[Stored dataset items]
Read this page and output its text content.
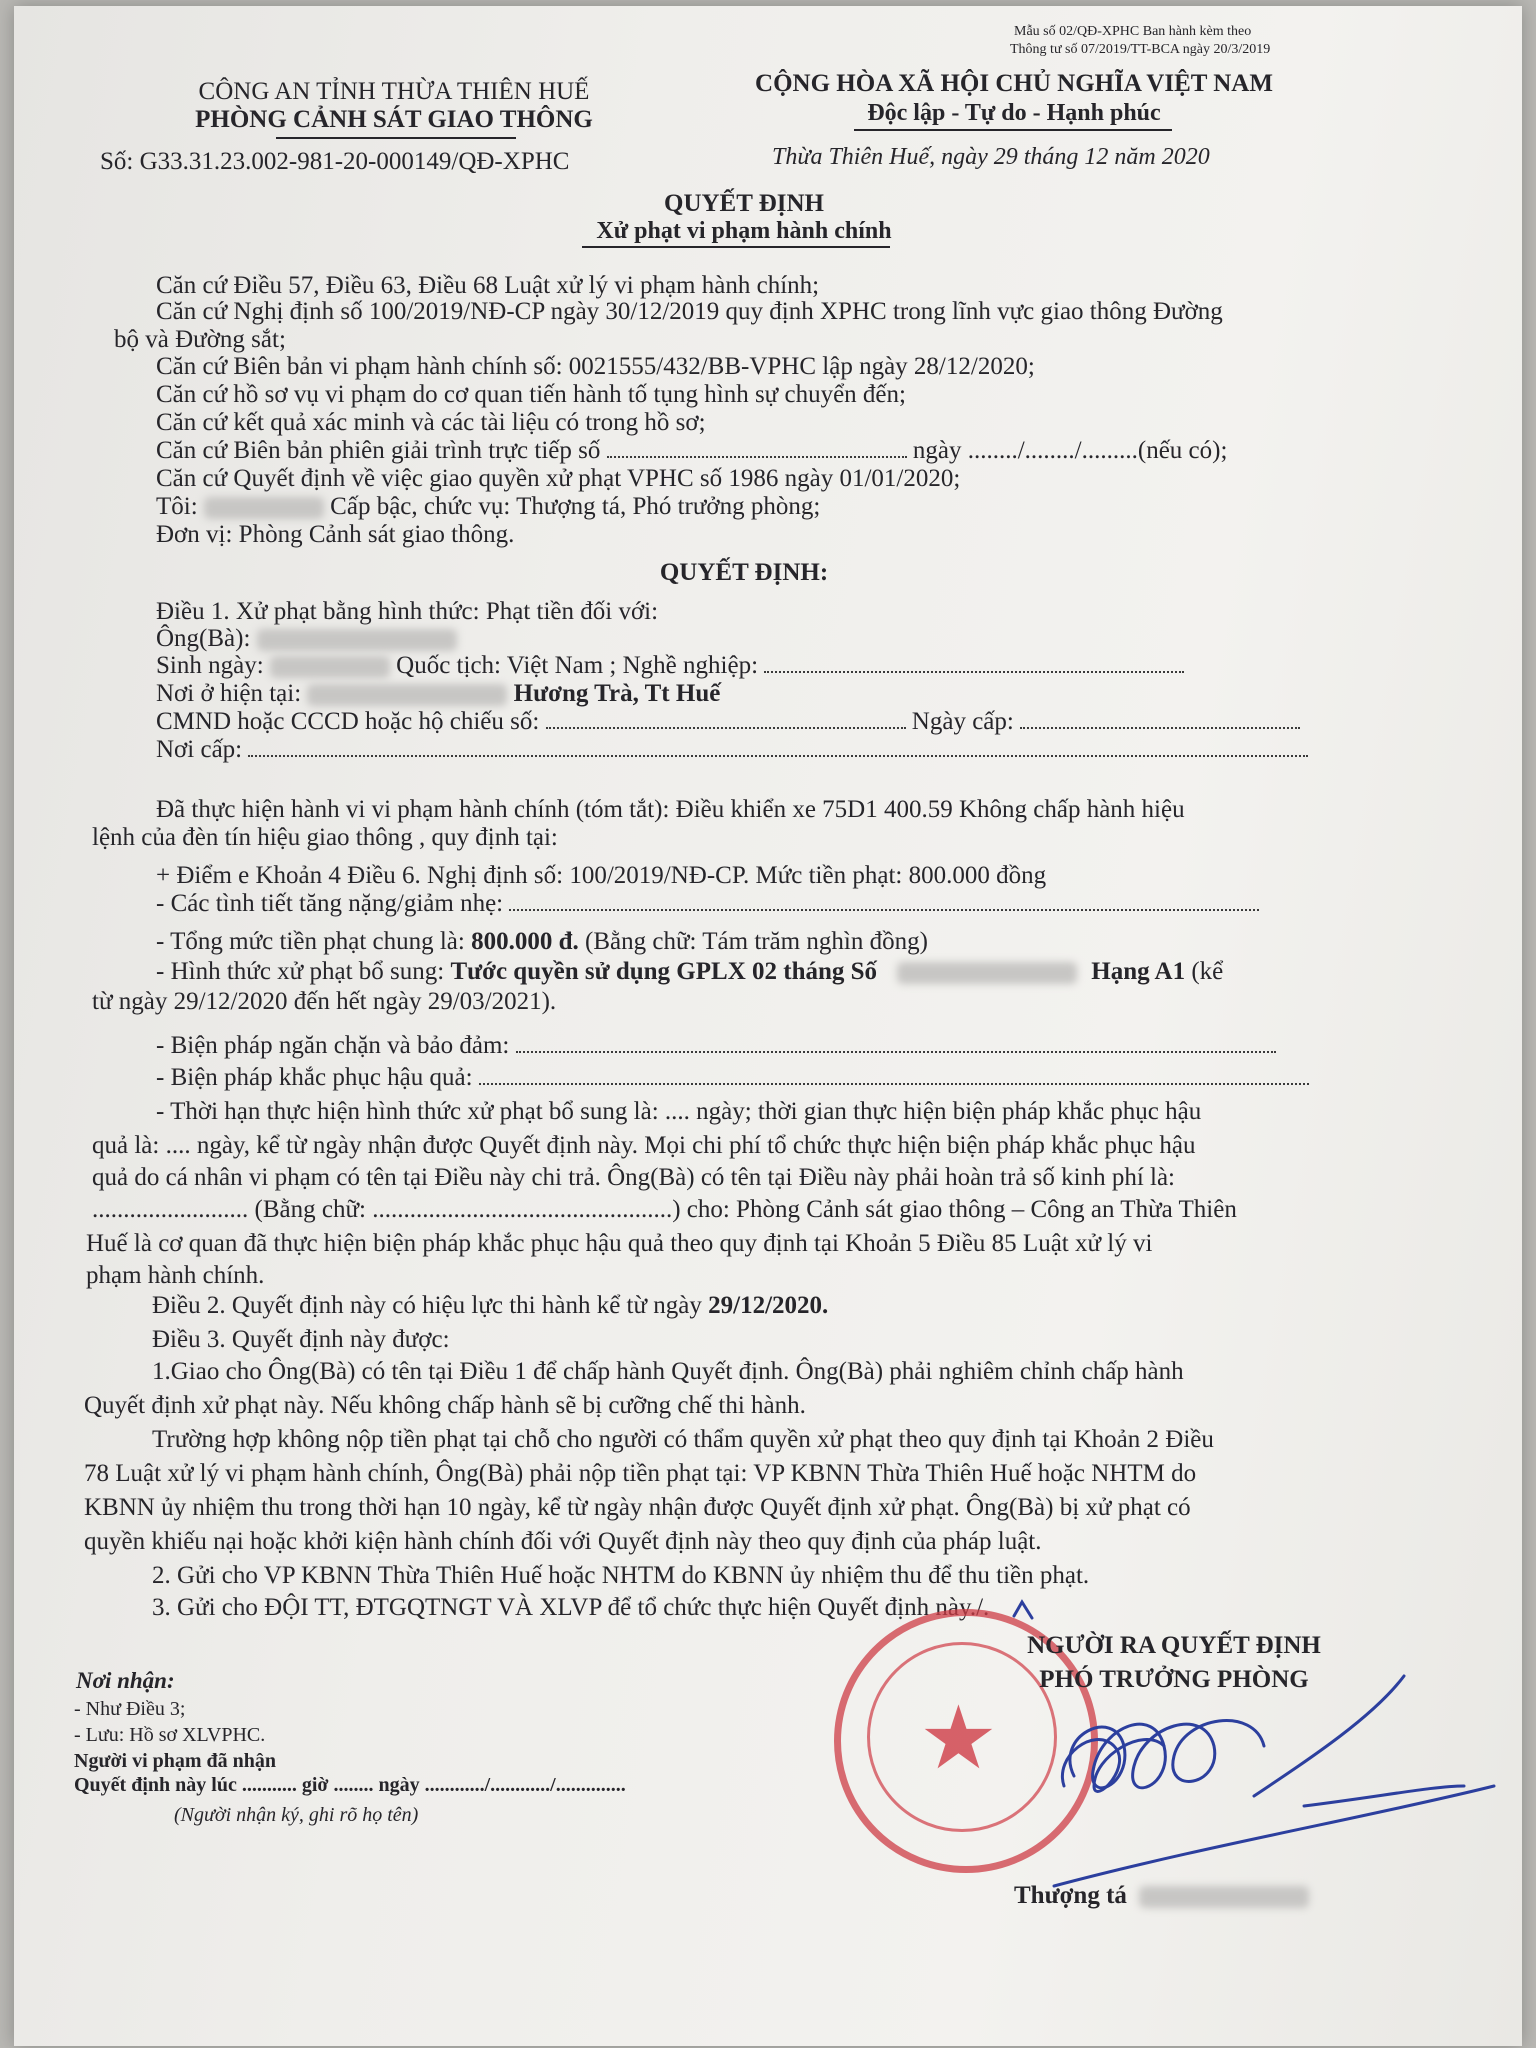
Mẫu số 02/QĐ-XPHC Ban hành kèm theo
Thông tư số 07/2019/TT-BCA ngày 20/3/2019
CÔNG AN TỈNH THỪA THIÊN HUẾ
PHÒNG CẢNH SÁT GIAO THÔNG
Số: G33.31.23.002-981-20-000149/QĐ-XPHC
CỘNG HÒA XÃ HỘI CHỦ NGHĨA VIỆT NAM
Độc lập - Tự do - Hạnh phúc
Thừa Thiên Huế, ngày 29 tháng 12 năm 2020
QUYẾT ĐỊNH
Xử phạt vi phạm hành chính
Căn cứ Điều 57, Điều 63, Điều 68 Luật xử lý vi phạm hành chính;
Căn cứ Nghị định số 100/2019/NĐ-CP ngày 30/12/2019 quy định XPHC trong lĩnh vực giao thông Đường
bộ và Đường sắt;
Căn cứ Biên bản vi phạm hành chính số: 0021555/432/BB-VPHC lập ngày 28/12/2020;
Căn cứ hồ sơ vụ vi phạm do cơ quan tiến hành tố tụng hình sự chuyển đến;
Căn cứ kết quả xác minh và các tài liệu có trong hồ sơ;
Căn cứ Biên bản phiên giải trình trực tiếp số	ngày ......../......../.........(nếu có);
Căn cứ Quyết định về việc giao quyền xử phạt VPHC số 1986 ngày 01/01/2020;
Tôi:	Cấp bậc, chức vụ: Thượng tá, Phó trưởng phòng;
Đơn vị: Phòng Cảnh sát giao thông.
QUYẾT ĐỊNH:
Điều 1. Xử phạt bằng hình thức: Phạt tiền đối với:
Ông(Bà):
Sinh ngày:	Quốc tịch: Việt Nam ; Nghề nghiệp:
Nơi ở hiện tại:	Hương Trà, Tt Huế
CMND hoặc CCCD hoặc hộ chiếu số:	Ngày cấp:
Nơi cấp:
Đã thực hiện hành vi vi phạm hành chính (tóm tắt): Điều khiển xe 75D1 400.59 Không chấp hành hiệu
lệnh của đèn tín hiệu giao thông , quy định tại:
+ Điểm e Khoản 4 Điều 6. Nghị định số: 100/2019/NĐ-CP. Mức tiền phạt: 800.000 đồng
- Các tình tiết tăng nặng/giảm nhẹ:
- Tổng mức tiền phạt chung là: 800.000 đ. (Bằng chữ: Tám trăm nghìn đồng)
- Hình thức xử phạt bổ sung: Tước quyền sử dụng GPLX 02 tháng Số	Hạng A1 (kể
từ ngày 29/12/2020 đến hết ngày 29/03/2021).
- Biện pháp ngăn chặn và bảo đảm:
- Biện pháp khắc phục hậu quả:
- Thời hạn thực hiện hình thức xử phạt bổ sung là: .... ngày; thời gian thực hiện biện pháp khắc phục hậu
quả là: .... ngày, kể từ ngày nhận được Quyết định này. Mọi chi phí tổ chức thực hiện biện pháp khắc phục hậu
quả do cá nhân vi phạm có tên tại Điều này chi trả. Ông(Bà) có tên tại Điều này phải hoàn trả số kinh phí là:
......................... (Bằng chữ: ................................................) cho: Phòng Cảnh sát giao thông – Công an Thừa Thiên
Huế là cơ quan đã thực hiện biện pháp khắc phục hậu quả theo quy định tại Khoản 5 Điều 85 Luật xử lý vi
phạm hành chính.
Điều 2. Quyết định này có hiệu lực thi hành kể từ ngày 29/12/2020.
Điều 3. Quyết định này được:
1.Giao cho Ông(Bà) có tên tại Điều 1 để chấp hành Quyết định. Ông(Bà) phải nghiêm chỉnh chấp hành
Quyết định xử phạt này. Nếu không chấp hành sẽ bị cưỡng chế thi hành.
Trường hợp không nộp tiền phạt tại chỗ cho người có thẩm quyền xử phạt theo quy định tại Khoản 2 Điều
78 Luật xử lý vi phạm hành chính, Ông(Bà) phải nộp tiền phạt tại: VP KBNN Thừa Thiên Huế hoặc NHTM do
KBNN ủy nhiệm thu trong thời hạn 10 ngày, kể từ ngày nhận được Quyết định xử phạt. Ông(Bà) bị xử phạt có
quyền khiếu nại hoặc khởi kiện hành chính đối với Quyết định này theo quy định của pháp luật.
2. Gửi cho VP KBNN Thừa Thiên Huế hoặc NHTM do KBNN ủy nhiệm thu để thu tiền phạt.
3. Gửi cho ĐỘI TT, ĐTGQTNGT VÀ XLVP để tổ chức thực hiện Quyết định này./.
Nơi nhận:
- Như Điều 3;
- Lưu: Hồ sơ XLVPHC.
Người vi phạm đã nhận
Quyết định này lúc ........... giờ ........ ngày ............/............/..............
(Người nhận ký, ghi rõ họ tên)
★
NGƯỜI RA QUYẾT ĐỊNH
PHÓ TRƯỞNG PHÒNG
Thượng tá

What you should do
Print all of the records shown above exactly, leaving out each picture.

Written response
Read this page and output its text content.
Mẫu số 02/QĐ-XPHC Ban hành kèm theo
Thông tư số 07/2019/TT-BCA ngày 20/3/2019
CÔNG AN TỈNH THỪA THIÊN HUẾ
PHÒNG CẢNH SÁT GIAO THÔNG
Số: G33.31.23.002-981-20-000149/QĐ-XPHC
CỘNG HÒA XÃ HỘI CHỦ NGHĨA VIỆT NAM
Độc lập - Tự do - Hạnh phúc
Thừa Thiên Huế, ngày 29 tháng 12 năm 2020
QUYẾT ĐỊNH
Xử phạt vi phạm hành chính
Căn cứ Điều 57, Điều 63, Điều 68 Luật xử lý vi phạm hành chính;
Căn cứ Nghị định số 100/2019/NĐ-CP ngày 30/12/2019 quy định XPHC trong lĩnh vực giao thông Đường
bộ và Đường sắt;
Căn cứ Biên bản vi phạm hành chính số: 0021555/432/BB-VPHC lập ngày 28/12/2020;
Căn cứ hồ sơ vụ vi phạm do cơ quan tiến hành tố tụng hình sự chuyển đến;
Căn cứ kết quả xác minh và các tài liệu có trong hồ sơ;
Căn cứ Biên bản phiên giải trình trực tiếp số	ngày ......../......../.........(nếu có);
Căn cứ Quyết định về việc giao quyền xử phạt VPHC số 1986 ngày 01/01/2020;
Tôi:	Cấp bậc, chức vụ: Thượng tá, Phó trưởng phòng;
Đơn vị: Phòng Cảnh sát giao thông.
QUYẾT ĐỊNH:
Điều 1. Xử phạt bằng hình thức: Phạt tiền đối với:
Ông(Bà):
Sinh ngày:	Quốc tịch: Việt Nam ; Nghề nghiệp:
Nơi ở hiện tại:	Hương Trà, Tt Huế
CMND hoặc CCCD hoặc hộ chiếu số:	Ngày cấp:
Nơi cấp:
Đã thực hiện hành vi vi phạm hành chính (tóm tắt): Điều khiển xe 75D1 400.59 Không chấp hành hiệu
lệnh của đèn tín hiệu giao thông , quy định tại:
+ Điểm e Khoản 4 Điều 6. Nghị định số: 100/2019/NĐ-CP. Mức tiền phạt: 800.000 đồng
- Các tình tiết tăng nặng/giảm nhẹ:
- Tổng mức tiền phạt chung là: 800.000 đ. (Bằng chữ: Tám trăm nghìn đồng)
- Hình thức xử phạt bổ sung: Tước quyền sử dụng GPLX 02 tháng Số	Hạng A1 (kể
từ ngày 29/12/2020 đến hết ngày 29/03/2021).
- Biện pháp ngăn chặn và bảo đảm:
- Biện pháp khắc phục hậu quả:
- Thời hạn thực hiện hình thức xử phạt bổ sung là: .... ngày; thời gian thực hiện biện pháp khắc phục hậu
quả là: .... ngày, kể từ ngày nhận được Quyết định này. Mọi chi phí tổ chức thực hiện biện pháp khắc phục hậu
quả do cá nhân vi phạm có tên tại Điều này chi trả. Ông(Bà) có tên tại Điều này phải hoàn trả số kinh phí là:
......................... (Bằng chữ: ................................................) cho: Phòng Cảnh sát giao thông – Công an Thừa Thiên
Huế là cơ quan đã thực hiện biện pháp khắc phục hậu quả theo quy định tại Khoản 5 Điều 85 Luật xử lý vi
phạm hành chính.
Điều 2. Quyết định này có hiệu lực thi hành kể từ ngày 29/12/2020.
Điều 3. Quyết định này được:
1.Giao cho Ông(Bà) có tên tại Điều 1 để chấp hành Quyết định. Ông(Bà) phải nghiêm chỉnh chấp hành
Quyết định xử phạt này. Nếu không chấp hành sẽ bị cưỡng chế thi hành.
Trường hợp không nộp tiền phạt tại chỗ cho người có thẩm quyền xử phạt theo quy định tại Khoản 2 Điều
78 Luật xử lý vi phạm hành chính, Ông(Bà) phải nộp tiền phạt tại: VP KBNN Thừa Thiên Huế hoặc NHTM do
KBNN ủy nhiệm thu trong thời hạn 10 ngày, kể từ ngày nhận được Quyết định xử phạt. Ông(Bà) bị xử phạt có
quyền khiếu nại hoặc khởi kiện hành chính đối với Quyết định này theo quy định của pháp luật.
2. Gửi cho VP KBNN Thừa Thiên Huế hoặc NHTM do KBNN ủy nhiệm thu để thu tiền phạt.
3. Gửi cho ĐỘI TT, ĐTGQTNGT VÀ XLVP để tổ chức thực hiện Quyết định này./.
Nơi nhận:
- Như Điều 3;
- Lưu: Hồ sơ XLVPHC.
Người vi phạm đã nhận
Quyết định này lúc ........... giờ ........ ngày ............/............/..............
(Người nhận ký, ghi rõ họ tên)
★
NGƯỜI RA QUYẾT ĐỊNH
PHÓ TRƯỞNG PHÒNG
Thượng tá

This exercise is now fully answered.